● Task statement:
Transcribe the full listing exactly, and drop every picture.

● Recorded data:
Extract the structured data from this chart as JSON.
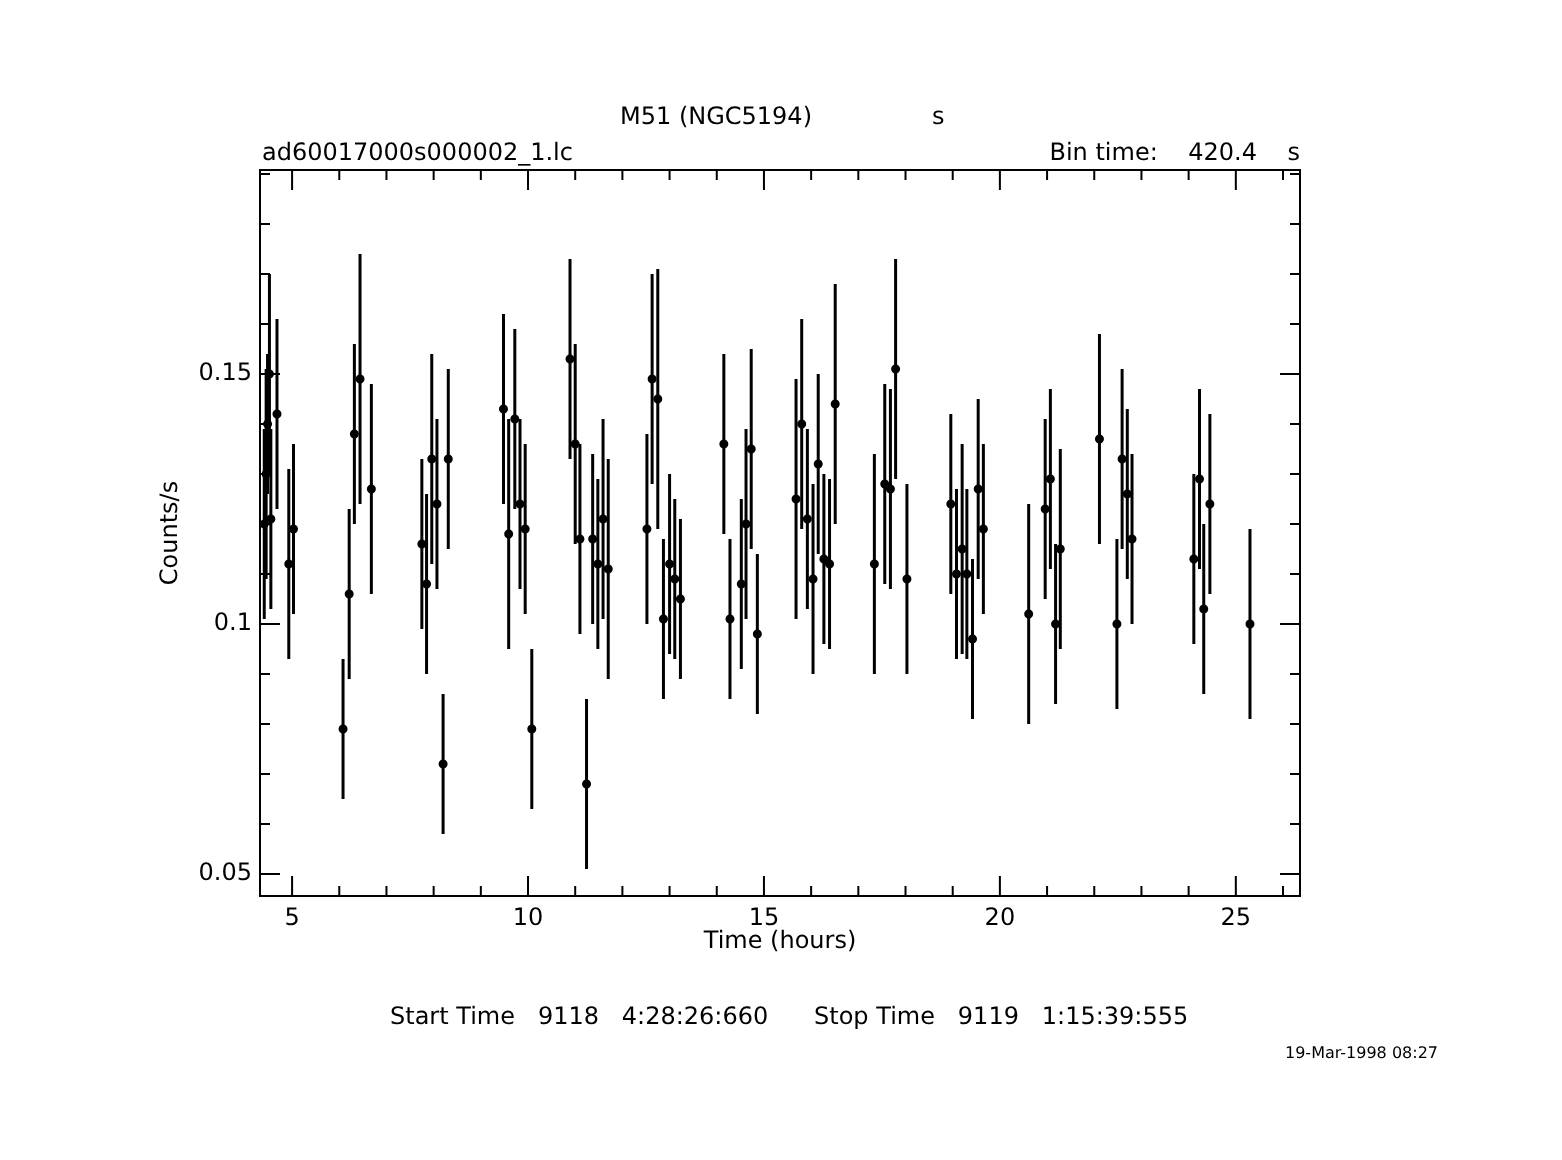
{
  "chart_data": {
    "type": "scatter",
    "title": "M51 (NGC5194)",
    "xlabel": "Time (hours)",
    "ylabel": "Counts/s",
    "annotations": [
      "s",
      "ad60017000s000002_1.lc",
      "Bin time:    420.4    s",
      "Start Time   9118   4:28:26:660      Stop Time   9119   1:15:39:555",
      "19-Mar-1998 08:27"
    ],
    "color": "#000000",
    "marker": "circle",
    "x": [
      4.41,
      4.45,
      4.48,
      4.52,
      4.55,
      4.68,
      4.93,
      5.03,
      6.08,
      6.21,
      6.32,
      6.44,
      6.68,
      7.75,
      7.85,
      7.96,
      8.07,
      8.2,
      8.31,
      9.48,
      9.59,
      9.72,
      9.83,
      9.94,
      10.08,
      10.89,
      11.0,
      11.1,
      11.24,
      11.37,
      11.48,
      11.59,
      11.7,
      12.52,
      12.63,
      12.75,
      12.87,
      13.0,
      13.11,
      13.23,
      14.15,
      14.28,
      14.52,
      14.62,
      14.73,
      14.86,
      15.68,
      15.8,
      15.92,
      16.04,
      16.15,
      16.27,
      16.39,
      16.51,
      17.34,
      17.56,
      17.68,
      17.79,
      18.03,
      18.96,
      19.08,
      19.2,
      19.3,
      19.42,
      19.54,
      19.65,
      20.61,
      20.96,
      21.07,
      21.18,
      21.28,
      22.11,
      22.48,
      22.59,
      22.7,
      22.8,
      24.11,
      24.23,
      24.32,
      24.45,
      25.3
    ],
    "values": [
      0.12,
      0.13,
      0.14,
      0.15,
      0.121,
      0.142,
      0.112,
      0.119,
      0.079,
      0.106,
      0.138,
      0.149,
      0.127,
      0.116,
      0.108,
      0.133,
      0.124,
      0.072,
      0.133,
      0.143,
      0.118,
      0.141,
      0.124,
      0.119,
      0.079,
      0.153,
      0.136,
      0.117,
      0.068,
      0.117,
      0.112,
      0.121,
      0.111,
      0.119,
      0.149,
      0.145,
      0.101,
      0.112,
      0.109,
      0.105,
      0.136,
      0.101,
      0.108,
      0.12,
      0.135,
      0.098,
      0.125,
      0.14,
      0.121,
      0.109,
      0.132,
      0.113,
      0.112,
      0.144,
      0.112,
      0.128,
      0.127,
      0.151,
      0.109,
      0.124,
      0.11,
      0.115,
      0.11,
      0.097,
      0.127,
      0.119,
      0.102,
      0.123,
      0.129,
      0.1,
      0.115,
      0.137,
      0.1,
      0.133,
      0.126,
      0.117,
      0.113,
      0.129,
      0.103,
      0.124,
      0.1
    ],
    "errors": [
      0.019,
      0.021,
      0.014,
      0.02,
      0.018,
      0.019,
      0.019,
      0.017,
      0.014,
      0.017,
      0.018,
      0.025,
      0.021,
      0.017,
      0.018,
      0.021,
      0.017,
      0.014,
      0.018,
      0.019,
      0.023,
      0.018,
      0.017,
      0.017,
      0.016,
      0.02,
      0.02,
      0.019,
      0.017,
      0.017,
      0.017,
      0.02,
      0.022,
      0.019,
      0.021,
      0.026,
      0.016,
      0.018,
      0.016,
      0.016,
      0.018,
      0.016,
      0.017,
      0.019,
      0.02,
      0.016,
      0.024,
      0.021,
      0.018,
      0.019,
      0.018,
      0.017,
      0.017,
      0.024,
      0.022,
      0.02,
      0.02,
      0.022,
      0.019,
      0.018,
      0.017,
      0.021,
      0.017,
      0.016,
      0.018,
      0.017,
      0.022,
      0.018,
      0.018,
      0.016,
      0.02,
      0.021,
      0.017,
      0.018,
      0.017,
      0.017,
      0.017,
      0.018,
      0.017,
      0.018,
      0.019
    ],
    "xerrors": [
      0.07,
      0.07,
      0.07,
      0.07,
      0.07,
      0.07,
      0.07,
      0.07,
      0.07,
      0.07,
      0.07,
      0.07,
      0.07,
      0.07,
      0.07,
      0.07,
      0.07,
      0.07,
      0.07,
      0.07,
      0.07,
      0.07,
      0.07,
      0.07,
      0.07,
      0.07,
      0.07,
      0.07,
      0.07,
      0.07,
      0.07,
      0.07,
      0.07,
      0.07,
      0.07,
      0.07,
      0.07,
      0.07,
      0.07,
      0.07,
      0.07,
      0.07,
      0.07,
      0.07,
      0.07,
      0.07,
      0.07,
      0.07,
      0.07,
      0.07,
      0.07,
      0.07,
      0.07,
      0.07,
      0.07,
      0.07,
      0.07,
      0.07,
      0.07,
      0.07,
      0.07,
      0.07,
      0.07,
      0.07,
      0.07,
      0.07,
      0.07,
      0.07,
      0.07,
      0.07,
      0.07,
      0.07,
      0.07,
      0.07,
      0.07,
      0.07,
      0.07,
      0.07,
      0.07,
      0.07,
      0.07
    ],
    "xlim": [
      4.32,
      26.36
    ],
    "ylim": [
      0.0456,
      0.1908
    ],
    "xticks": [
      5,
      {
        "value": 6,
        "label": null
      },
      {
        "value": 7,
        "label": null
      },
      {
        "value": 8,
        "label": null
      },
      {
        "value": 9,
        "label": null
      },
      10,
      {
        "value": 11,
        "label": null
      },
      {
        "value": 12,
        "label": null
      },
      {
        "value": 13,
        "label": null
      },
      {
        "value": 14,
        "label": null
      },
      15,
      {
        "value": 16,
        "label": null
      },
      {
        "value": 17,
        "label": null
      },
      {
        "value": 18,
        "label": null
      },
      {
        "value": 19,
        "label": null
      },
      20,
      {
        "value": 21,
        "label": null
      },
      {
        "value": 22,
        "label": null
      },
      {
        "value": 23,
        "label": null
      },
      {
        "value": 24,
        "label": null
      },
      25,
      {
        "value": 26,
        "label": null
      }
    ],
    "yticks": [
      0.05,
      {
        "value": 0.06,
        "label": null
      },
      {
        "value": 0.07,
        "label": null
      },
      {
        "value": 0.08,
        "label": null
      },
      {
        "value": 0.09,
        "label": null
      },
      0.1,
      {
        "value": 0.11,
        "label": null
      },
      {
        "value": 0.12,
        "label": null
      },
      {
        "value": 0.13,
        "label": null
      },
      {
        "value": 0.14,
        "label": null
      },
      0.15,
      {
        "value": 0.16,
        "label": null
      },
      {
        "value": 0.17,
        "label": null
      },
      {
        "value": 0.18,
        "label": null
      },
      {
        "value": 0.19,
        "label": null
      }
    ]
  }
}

● Output of the exercise:
Extract the structured data from this chart as JSON.
{
  "chart_data": {
    "type": "scatter",
    "title": "M51 (NGC5194)",
    "xlabel": "Time (hours)",
    "ylabel": "Counts/s",
    "annotations": [
      "s",
      "ad60017000s000002_1.lc",
      "Bin time:    420.4    s",
      "Start Time   9118   4:28:26:660      Stop Time   9119   1:15:39:555",
      "19-Mar-1998 08:27"
    ],
    "color": "#000000",
    "marker": "circle",
    "x": [
      4.41,
      4.45,
      4.48,
      4.52,
      4.55,
      4.68,
      4.93,
      5.03,
      6.08,
      6.21,
      6.32,
      6.44,
      6.68,
      7.75,
      7.85,
      7.96,
      8.07,
      8.2,
      8.31,
      9.48,
      9.59,
      9.72,
      9.83,
      9.94,
      10.08,
      10.89,
      11.0,
      11.1,
      11.24,
      11.37,
      11.48,
      11.59,
      11.7,
      12.52,
      12.63,
      12.75,
      12.87,
      13.0,
      13.11,
      13.23,
      14.15,
      14.28,
      14.52,
      14.62,
      14.73,
      14.86,
      15.68,
      15.8,
      15.92,
      16.04,
      16.15,
      16.27,
      16.39,
      16.51,
      17.34,
      17.56,
      17.68,
      17.79,
      18.03,
      18.96,
      19.08,
      19.2,
      19.3,
      19.42,
      19.54,
      19.65,
      20.61,
      20.96,
      21.07,
      21.18,
      21.28,
      22.11,
      22.48,
      22.59,
      22.7,
      22.8,
      24.11,
      24.23,
      24.32,
      24.45,
      25.3
    ],
    "values": [
      0.12,
      0.13,
      0.14,
      0.15,
      0.121,
      0.142,
      0.112,
      0.119,
      0.079,
      0.106,
      0.138,
      0.149,
      0.127,
      0.116,
      0.108,
      0.133,
      0.124,
      0.072,
      0.133,
      0.143,
      0.118,
      0.141,
      0.124,
      0.119,
      0.079,
      0.153,
      0.136,
      0.117,
      0.068,
      0.117,
      0.112,
      0.121,
      0.111,
      0.119,
      0.149,
      0.145,
      0.101,
      0.112,
      0.109,
      0.105,
      0.136,
      0.101,
      0.108,
      0.12,
      0.135,
      0.098,
      0.125,
      0.14,
      0.121,
      0.109,
      0.132,
      0.113,
      0.112,
      0.144,
      0.112,
      0.128,
      0.127,
      0.151,
      0.109,
      0.124,
      0.11,
      0.115,
      0.11,
      0.097,
      0.127,
      0.119,
      0.102,
      0.123,
      0.129,
      0.1,
      0.115,
      0.137,
      0.1,
      0.133,
      0.126,
      0.117,
      0.113,
      0.129,
      0.103,
      0.124,
      0.1
    ],
    "errors": [
      0.019,
      0.021,
      0.014,
      0.02,
      0.018,
      0.019,
      0.019,
      0.017,
      0.014,
      0.017,
      0.018,
      0.025,
      0.021,
      0.017,
      0.018,
      0.021,
      0.017,
      0.014,
      0.018,
      0.019,
      0.023,
      0.018,
      0.017,
      0.017,
      0.016,
      0.02,
      0.02,
      0.019,
      0.017,
      0.017,
      0.017,
      0.02,
      0.022,
      0.019,
      0.021,
      0.026,
      0.016,
      0.018,
      0.016,
      0.016,
      0.018,
      0.016,
      0.017,
      0.019,
      0.02,
      0.016,
      0.024,
      0.021,
      0.018,
      0.019,
      0.018,
      0.017,
      0.017,
      0.024,
      0.022,
      0.02,
      0.02,
      0.022,
      0.019,
      0.018,
      0.017,
      0.021,
      0.017,
      0.016,
      0.018,
      0.017,
      0.022,
      0.018,
      0.018,
      0.016,
      0.02,
      0.021,
      0.017,
      0.018,
      0.017,
      0.017,
      0.017,
      0.018,
      0.017,
      0.018,
      0.019
    ],
    "xerrors": [
      0.07,
      0.07,
      0.07,
      0.07,
      0.07,
      0.07,
      0.07,
      0.07,
      0.07,
      0.07,
      0.07,
      0.07,
      0.07,
      0.07,
      0.07,
      0.07,
      0.07,
      0.07,
      0.07,
      0.07,
      0.07,
      0.07,
      0.07,
      0.07,
      0.07,
      0.07,
      0.07,
      0.07,
      0.07,
      0.07,
      0.07,
      0.07,
      0.07,
      0.07,
      0.07,
      0.07,
      0.07,
      0.07,
      0.07,
      0.07,
      0.07,
      0.07,
      0.07,
      0.07,
      0.07,
      0.07,
      0.07,
      0.07,
      0.07,
      0.07,
      0.07,
      0.07,
      0.07,
      0.07,
      0.07,
      0.07,
      0.07,
      0.07,
      0.07,
      0.07,
      0.07,
      0.07,
      0.07,
      0.07,
      0.07,
      0.07,
      0.07,
      0.07,
      0.07,
      0.07,
      0.07,
      0.07,
      0.07,
      0.07,
      0.07,
      0.07,
      0.07,
      0.07,
      0.07,
      0.07,
      0.07
    ],
    "xlim": [
      4.32,
      26.36
    ],
    "ylim": [
      0.0456,
      0.1908
    ],
    "xticks": [
      5,
      {
        "value": 6,
        "label": null
      },
      {
        "value": 7,
        "label": null
      },
      {
        "value": 8,
        "label": null
      },
      {
        "value": 9,
        "label": null
      },
      10,
      {
        "value": 11,
        "label": null
      },
      {
        "value": 12,
        "label": null
      },
      {
        "value": 13,
        "label": null
      },
      {
        "value": 14,
        "label": null
      },
      15,
      {
        "value": 16,
        "label": null
      },
      {
        "value": 17,
        "label": null
      },
      {
        "value": 18,
        "label": null
      },
      {
        "value": 19,
        "label": null
      },
      20,
      {
        "value": 21,
        "label": null
      },
      {
        "value": 22,
        "label": null
      },
      {
        "value": 23,
        "label": null
      },
      {
        "value": 24,
        "label": null
      },
      25,
      {
        "value": 26,
        "label": null
      }
    ],
    "yticks": [
      0.05,
      {
        "value": 0.06,
        "label": null
      },
      {
        "value": 0.07,
        "label": null
      },
      {
        "value": 0.08,
        "label": null
      },
      {
        "value": 0.09,
        "label": null
      },
      0.1,
      {
        "value": 0.11,
        "label": null
      },
      {
        "value": 0.12,
        "label": null
      },
      {
        "value": 0.13,
        "label": null
      },
      {
        "value": 0.14,
        "label": null
      },
      0.15,
      {
        "value": 0.16,
        "label": null
      },
      {
        "value": 0.17,
        "label": null
      },
      {
        "value": 0.18,
        "label": null
      },
      {
        "value": 0.19,
        "label": null
      }
    ]
  }
}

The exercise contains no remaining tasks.